__TASK BRIEF__. Single out the lines of the material that contain "from" and copy them.

** Begin DATA SHOWN **

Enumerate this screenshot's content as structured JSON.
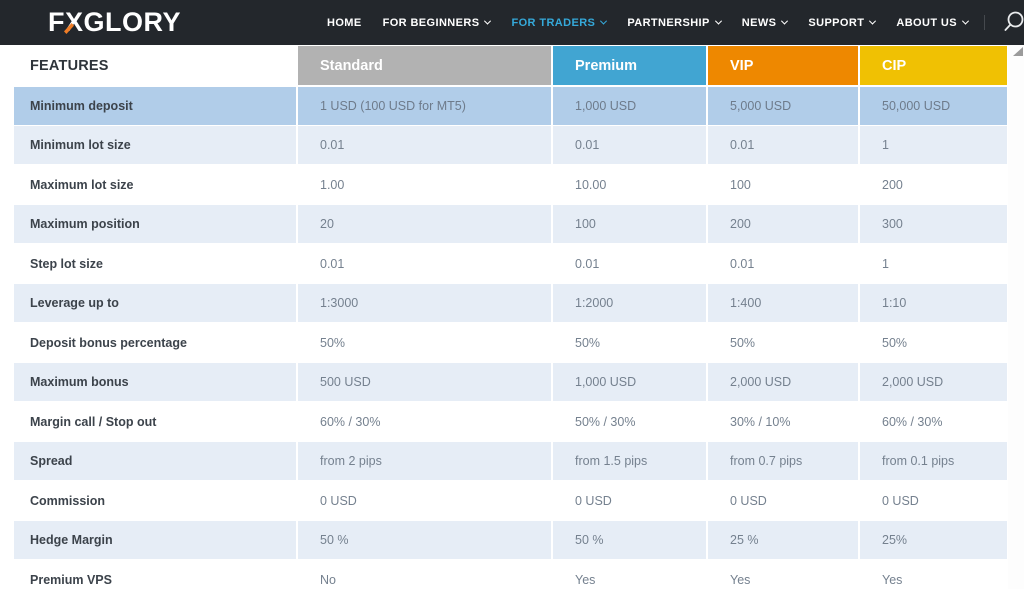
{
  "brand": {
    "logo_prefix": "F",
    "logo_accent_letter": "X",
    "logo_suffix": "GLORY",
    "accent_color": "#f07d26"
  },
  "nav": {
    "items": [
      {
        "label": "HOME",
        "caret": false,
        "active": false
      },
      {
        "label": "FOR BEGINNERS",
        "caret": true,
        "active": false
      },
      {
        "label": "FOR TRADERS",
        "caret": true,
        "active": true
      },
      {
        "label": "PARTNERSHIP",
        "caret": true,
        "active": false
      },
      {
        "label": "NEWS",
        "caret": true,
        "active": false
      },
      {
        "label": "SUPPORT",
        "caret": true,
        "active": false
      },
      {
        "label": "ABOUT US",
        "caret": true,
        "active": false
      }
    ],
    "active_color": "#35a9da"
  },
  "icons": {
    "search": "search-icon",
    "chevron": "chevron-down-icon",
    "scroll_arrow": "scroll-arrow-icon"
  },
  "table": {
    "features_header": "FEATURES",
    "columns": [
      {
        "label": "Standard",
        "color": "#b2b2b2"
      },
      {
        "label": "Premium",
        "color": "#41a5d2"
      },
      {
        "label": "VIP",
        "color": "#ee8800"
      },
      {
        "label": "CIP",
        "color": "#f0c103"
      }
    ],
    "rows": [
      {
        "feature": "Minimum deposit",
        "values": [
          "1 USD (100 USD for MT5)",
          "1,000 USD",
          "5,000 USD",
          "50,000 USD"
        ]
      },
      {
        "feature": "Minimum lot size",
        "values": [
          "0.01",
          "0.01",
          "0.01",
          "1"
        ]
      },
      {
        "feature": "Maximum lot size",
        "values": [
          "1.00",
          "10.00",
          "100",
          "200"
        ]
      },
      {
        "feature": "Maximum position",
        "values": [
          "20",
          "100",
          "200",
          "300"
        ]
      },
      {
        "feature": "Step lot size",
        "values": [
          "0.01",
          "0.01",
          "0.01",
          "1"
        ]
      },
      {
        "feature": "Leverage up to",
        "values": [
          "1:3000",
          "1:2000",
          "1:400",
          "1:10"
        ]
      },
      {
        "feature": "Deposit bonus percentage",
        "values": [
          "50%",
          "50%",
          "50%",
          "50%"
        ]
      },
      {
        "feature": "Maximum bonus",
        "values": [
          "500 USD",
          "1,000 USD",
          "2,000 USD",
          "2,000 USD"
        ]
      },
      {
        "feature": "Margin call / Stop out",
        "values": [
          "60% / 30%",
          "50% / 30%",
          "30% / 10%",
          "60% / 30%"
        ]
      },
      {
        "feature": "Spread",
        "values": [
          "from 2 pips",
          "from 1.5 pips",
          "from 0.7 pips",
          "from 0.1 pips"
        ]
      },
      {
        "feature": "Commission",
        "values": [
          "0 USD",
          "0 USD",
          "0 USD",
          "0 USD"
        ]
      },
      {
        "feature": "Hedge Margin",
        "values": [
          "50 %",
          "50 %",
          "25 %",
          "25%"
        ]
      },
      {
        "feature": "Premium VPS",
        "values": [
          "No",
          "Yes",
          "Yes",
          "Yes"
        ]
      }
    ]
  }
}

** End DATA SHOWN **
** Begin DATA SHOWN **

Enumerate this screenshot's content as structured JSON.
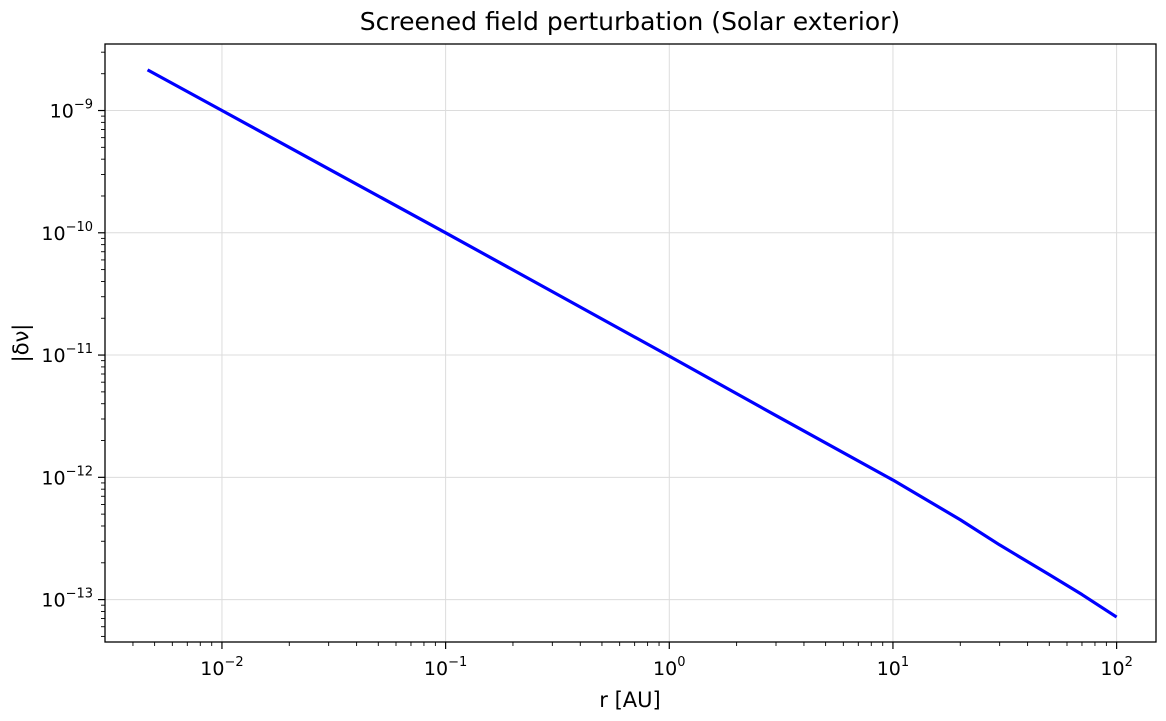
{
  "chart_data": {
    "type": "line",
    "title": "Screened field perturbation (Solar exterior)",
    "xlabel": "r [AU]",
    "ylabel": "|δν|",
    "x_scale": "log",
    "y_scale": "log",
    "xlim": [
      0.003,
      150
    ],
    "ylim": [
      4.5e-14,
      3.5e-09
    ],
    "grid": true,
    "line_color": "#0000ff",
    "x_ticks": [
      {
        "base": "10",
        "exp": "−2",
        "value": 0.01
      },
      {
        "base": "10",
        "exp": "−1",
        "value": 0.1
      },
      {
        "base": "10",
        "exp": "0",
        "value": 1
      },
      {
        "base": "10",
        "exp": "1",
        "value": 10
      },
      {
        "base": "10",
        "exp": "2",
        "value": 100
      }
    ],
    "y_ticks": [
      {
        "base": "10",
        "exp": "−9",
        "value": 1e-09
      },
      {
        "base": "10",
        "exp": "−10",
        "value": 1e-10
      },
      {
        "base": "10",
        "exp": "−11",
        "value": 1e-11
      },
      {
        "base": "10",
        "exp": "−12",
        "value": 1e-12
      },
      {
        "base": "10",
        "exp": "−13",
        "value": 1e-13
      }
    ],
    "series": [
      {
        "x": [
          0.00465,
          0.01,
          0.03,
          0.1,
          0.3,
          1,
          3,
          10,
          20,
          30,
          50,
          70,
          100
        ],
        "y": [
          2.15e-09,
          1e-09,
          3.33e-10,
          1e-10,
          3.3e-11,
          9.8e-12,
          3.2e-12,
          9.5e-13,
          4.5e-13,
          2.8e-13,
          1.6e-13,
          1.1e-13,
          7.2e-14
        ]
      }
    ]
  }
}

** End DATA SHOWN **
** Begin DATA SHOWN **

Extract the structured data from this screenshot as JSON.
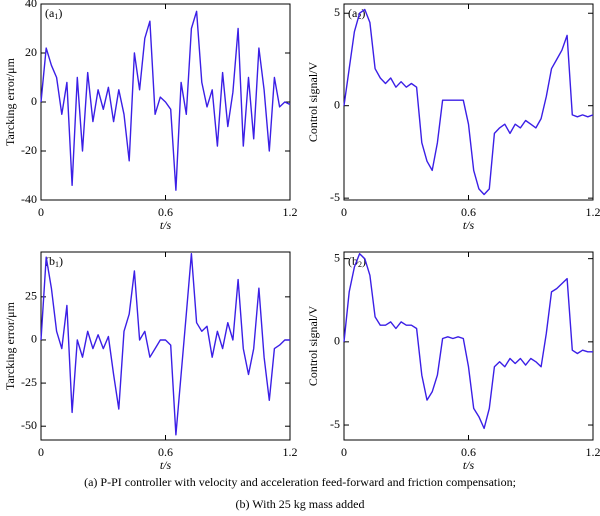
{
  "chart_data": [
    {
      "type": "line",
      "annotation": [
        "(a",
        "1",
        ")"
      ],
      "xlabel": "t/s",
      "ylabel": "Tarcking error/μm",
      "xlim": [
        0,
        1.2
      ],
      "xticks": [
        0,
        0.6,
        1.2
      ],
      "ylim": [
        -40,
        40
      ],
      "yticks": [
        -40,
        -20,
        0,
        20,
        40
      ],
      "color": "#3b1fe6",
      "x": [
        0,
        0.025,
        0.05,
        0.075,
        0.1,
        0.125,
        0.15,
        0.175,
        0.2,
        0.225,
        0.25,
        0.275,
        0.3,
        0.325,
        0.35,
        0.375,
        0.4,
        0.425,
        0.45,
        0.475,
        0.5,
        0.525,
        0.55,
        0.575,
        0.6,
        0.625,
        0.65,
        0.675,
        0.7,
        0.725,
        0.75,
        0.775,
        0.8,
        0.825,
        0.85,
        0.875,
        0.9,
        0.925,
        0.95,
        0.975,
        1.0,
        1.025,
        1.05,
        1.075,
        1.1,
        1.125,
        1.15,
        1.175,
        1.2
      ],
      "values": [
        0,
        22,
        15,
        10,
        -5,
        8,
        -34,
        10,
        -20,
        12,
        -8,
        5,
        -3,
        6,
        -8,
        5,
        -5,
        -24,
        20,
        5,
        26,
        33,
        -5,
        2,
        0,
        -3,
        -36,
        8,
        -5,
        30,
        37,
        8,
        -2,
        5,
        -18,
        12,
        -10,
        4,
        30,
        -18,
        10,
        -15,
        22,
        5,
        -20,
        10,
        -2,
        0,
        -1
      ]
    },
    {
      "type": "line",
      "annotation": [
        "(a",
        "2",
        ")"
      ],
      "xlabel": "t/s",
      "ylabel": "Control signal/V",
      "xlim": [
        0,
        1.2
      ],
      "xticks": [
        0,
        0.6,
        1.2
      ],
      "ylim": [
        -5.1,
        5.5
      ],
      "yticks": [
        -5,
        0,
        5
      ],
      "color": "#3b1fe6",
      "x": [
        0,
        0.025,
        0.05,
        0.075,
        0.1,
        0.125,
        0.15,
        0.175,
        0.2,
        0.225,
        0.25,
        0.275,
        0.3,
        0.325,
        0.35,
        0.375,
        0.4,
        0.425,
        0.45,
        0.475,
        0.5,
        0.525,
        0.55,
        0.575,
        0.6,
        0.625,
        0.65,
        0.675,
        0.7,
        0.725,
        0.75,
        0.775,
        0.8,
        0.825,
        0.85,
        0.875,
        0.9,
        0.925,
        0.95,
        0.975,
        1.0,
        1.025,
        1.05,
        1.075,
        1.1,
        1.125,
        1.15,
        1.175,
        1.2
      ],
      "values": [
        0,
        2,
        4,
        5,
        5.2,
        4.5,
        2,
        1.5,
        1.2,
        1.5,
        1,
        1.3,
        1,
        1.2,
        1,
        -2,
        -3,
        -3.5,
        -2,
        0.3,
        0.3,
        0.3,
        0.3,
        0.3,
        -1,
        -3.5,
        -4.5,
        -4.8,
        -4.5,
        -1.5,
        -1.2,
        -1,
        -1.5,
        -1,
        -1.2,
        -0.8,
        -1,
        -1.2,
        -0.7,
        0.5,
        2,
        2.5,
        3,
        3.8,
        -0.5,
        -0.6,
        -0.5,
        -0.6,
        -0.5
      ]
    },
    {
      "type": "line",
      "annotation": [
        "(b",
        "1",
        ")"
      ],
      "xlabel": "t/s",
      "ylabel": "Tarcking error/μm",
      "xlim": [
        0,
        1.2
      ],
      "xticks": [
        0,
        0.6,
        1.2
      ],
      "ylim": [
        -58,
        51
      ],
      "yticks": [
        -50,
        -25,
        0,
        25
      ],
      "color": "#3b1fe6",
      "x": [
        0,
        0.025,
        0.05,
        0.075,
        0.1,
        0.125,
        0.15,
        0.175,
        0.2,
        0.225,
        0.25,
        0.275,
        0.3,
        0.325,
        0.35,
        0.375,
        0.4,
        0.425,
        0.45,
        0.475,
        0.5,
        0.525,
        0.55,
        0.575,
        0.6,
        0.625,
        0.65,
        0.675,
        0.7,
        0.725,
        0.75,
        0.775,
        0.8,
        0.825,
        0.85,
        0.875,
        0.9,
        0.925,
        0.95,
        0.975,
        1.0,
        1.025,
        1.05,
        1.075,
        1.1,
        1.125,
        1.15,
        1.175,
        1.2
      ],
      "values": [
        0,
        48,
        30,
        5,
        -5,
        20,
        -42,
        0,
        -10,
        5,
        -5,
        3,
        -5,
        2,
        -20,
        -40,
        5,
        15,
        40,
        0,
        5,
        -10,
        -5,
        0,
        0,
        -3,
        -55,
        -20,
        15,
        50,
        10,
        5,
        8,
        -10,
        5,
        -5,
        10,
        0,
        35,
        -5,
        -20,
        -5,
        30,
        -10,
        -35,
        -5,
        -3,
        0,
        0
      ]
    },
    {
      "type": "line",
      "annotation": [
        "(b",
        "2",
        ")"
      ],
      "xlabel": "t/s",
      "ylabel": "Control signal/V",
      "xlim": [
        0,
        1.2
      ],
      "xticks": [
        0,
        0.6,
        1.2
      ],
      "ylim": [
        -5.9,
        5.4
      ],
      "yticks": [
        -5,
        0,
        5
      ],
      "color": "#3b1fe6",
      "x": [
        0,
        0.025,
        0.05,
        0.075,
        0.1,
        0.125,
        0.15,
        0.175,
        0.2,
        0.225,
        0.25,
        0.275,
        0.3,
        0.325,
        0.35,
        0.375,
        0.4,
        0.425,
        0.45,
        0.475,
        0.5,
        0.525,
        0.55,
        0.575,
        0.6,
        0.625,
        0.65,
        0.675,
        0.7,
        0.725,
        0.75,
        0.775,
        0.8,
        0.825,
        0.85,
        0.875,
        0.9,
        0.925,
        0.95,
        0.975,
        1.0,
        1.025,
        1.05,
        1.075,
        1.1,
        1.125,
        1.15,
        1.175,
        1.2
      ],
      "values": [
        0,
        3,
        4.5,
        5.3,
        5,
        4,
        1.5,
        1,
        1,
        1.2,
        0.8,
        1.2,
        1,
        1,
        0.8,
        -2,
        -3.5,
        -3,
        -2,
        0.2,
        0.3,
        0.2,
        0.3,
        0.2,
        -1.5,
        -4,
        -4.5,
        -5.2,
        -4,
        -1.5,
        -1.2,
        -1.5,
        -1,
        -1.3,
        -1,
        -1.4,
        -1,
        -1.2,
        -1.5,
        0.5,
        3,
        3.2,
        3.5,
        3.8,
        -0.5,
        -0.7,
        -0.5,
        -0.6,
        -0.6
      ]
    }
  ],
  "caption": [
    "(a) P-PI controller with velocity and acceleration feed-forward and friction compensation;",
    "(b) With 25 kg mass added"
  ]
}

** End DATA SHOWN **

__RESULT OF THE EXERCISE__.
          "from 2 pips",
          "from 1.5 pips",
          "from 0.7 pips",
          "from 0.1 pips"
Extract the structured data from this screenshot as JSON.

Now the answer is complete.